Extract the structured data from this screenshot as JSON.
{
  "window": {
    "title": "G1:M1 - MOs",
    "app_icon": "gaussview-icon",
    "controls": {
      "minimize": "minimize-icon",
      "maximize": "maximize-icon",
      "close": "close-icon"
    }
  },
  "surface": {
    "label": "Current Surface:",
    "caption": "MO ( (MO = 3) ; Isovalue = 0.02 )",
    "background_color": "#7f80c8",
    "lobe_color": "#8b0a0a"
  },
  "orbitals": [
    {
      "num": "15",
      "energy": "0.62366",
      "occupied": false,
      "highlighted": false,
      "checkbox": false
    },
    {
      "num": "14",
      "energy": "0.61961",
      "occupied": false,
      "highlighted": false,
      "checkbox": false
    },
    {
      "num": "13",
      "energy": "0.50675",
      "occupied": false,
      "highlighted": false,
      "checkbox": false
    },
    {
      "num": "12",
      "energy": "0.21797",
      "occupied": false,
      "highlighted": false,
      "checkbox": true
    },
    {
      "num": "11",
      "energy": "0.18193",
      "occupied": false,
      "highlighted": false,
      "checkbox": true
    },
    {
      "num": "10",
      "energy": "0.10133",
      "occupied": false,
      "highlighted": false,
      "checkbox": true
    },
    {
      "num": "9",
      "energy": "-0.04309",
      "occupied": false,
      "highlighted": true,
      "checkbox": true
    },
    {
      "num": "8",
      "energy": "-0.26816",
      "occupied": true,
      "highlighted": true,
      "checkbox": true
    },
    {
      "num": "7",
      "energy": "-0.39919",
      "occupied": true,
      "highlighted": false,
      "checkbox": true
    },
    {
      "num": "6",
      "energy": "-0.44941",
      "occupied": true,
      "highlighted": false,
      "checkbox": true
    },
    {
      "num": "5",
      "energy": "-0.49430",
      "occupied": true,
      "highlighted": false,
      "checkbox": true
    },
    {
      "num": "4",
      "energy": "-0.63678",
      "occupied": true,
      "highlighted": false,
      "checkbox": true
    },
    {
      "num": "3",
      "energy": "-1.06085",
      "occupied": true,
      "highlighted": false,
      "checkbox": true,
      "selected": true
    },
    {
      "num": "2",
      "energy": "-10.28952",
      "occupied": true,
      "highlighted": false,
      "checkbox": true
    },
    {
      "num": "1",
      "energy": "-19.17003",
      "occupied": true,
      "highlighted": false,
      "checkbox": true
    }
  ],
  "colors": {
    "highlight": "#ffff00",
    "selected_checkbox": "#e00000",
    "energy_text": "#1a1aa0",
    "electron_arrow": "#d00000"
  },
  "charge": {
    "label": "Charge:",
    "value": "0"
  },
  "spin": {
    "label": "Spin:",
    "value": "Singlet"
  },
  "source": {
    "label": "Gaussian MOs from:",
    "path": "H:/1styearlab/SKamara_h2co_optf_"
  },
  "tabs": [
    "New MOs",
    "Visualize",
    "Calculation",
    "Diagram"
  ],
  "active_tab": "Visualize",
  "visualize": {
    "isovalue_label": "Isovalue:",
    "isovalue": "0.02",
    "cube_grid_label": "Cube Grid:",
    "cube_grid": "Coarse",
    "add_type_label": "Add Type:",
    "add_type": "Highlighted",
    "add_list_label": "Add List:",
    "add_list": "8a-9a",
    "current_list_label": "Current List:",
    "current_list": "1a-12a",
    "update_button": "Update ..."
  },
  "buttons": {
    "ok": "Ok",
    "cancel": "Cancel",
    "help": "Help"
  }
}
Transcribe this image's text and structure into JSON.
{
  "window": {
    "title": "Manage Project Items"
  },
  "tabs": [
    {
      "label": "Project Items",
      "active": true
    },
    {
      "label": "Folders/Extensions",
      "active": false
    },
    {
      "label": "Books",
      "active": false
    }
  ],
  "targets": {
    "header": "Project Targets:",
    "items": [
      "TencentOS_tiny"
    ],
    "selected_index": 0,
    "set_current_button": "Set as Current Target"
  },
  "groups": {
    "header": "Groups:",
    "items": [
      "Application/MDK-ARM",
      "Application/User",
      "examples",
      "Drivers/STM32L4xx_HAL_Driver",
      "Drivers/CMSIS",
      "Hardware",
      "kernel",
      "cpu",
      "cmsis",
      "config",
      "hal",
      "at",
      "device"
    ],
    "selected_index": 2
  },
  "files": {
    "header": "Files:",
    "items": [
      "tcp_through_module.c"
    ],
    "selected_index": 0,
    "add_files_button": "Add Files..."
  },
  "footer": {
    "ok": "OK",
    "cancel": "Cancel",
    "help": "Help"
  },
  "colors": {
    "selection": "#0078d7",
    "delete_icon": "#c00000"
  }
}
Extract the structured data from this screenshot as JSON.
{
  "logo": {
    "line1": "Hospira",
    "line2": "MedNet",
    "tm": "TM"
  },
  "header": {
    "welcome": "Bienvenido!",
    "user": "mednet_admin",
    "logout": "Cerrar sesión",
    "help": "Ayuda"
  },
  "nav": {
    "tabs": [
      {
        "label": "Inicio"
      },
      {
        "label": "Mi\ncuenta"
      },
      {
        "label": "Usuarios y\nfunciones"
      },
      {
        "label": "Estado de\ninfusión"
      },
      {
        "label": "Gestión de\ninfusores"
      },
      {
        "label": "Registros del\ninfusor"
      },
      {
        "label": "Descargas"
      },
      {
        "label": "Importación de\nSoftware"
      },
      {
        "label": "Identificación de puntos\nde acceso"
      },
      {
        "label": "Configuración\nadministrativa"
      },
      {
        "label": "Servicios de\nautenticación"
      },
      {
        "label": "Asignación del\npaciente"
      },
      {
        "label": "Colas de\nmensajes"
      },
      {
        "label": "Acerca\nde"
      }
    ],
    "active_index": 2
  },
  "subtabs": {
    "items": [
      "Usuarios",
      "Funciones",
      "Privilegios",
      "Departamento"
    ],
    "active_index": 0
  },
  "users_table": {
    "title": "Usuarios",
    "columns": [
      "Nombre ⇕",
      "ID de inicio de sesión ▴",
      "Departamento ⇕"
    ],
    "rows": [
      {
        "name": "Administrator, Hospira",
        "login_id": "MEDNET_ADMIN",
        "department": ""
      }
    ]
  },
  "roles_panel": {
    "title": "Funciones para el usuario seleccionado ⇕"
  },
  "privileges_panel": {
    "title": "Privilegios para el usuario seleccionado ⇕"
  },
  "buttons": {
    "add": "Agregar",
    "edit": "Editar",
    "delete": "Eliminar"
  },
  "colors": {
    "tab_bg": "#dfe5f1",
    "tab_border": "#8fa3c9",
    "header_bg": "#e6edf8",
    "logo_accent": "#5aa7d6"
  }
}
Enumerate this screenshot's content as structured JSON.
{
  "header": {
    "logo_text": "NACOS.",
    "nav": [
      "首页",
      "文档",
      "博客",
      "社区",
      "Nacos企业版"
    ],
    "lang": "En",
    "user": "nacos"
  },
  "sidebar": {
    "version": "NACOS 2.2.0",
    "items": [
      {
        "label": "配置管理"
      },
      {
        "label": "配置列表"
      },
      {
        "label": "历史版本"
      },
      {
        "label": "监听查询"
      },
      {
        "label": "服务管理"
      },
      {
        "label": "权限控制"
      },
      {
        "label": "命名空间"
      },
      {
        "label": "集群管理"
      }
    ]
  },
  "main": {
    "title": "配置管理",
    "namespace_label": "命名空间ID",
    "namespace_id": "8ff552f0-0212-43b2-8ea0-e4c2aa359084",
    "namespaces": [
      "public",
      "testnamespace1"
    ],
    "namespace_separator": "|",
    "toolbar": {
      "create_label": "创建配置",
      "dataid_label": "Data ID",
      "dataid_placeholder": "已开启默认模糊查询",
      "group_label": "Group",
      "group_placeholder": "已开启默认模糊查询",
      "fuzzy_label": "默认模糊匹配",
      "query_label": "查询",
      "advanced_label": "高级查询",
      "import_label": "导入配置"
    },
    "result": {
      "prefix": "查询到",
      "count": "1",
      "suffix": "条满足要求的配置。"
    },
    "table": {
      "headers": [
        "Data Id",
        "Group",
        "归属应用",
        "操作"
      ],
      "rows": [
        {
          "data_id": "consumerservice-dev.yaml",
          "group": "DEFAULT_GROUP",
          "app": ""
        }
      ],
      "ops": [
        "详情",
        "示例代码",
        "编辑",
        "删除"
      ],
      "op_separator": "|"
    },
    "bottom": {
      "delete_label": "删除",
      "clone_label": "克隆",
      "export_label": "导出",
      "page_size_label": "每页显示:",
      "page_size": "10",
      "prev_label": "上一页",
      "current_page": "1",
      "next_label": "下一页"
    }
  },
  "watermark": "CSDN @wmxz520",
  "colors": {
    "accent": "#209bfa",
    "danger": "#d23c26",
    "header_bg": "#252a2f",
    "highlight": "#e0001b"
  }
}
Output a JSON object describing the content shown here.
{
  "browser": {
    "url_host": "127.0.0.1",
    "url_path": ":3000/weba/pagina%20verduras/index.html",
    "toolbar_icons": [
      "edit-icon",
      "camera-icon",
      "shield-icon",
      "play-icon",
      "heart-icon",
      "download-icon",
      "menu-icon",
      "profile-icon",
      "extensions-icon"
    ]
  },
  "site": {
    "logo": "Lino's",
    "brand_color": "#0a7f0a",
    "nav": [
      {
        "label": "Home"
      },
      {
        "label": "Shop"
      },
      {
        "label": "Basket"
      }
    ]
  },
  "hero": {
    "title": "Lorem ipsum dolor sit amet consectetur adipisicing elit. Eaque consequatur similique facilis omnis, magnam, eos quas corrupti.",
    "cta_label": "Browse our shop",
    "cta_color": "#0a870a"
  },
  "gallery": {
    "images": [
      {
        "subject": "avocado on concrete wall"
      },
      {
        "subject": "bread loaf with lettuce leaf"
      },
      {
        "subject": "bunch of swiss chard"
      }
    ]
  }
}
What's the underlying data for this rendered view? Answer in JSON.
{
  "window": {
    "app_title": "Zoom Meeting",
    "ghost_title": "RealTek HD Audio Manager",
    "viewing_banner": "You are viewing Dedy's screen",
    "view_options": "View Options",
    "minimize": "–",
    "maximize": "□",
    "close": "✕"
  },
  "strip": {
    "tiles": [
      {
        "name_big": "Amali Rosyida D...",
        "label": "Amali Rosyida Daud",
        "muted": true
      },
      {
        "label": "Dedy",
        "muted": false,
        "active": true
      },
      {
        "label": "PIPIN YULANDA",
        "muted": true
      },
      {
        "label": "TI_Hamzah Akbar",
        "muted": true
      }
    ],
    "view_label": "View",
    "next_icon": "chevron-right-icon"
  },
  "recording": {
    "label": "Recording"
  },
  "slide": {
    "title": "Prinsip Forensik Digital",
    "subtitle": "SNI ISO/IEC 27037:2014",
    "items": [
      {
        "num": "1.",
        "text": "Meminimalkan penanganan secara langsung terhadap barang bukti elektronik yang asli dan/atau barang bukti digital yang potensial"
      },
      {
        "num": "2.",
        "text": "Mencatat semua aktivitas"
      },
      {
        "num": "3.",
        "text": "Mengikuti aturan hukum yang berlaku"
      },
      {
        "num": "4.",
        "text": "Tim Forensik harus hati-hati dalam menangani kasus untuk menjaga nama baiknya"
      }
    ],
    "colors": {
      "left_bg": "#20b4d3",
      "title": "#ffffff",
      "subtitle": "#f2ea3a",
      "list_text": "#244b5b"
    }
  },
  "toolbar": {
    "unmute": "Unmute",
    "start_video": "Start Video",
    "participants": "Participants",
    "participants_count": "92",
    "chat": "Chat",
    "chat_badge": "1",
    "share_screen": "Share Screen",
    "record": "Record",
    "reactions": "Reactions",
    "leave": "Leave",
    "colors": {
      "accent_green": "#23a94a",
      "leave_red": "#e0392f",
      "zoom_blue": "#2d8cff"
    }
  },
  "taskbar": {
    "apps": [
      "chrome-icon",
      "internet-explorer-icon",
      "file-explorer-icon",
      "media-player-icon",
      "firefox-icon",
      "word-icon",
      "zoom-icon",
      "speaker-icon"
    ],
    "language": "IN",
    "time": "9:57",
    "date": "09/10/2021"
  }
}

....................

### [Given instruction]
In the records above, how many lines include the string "JSON"? Answer with only the number.

### [Solution below]
6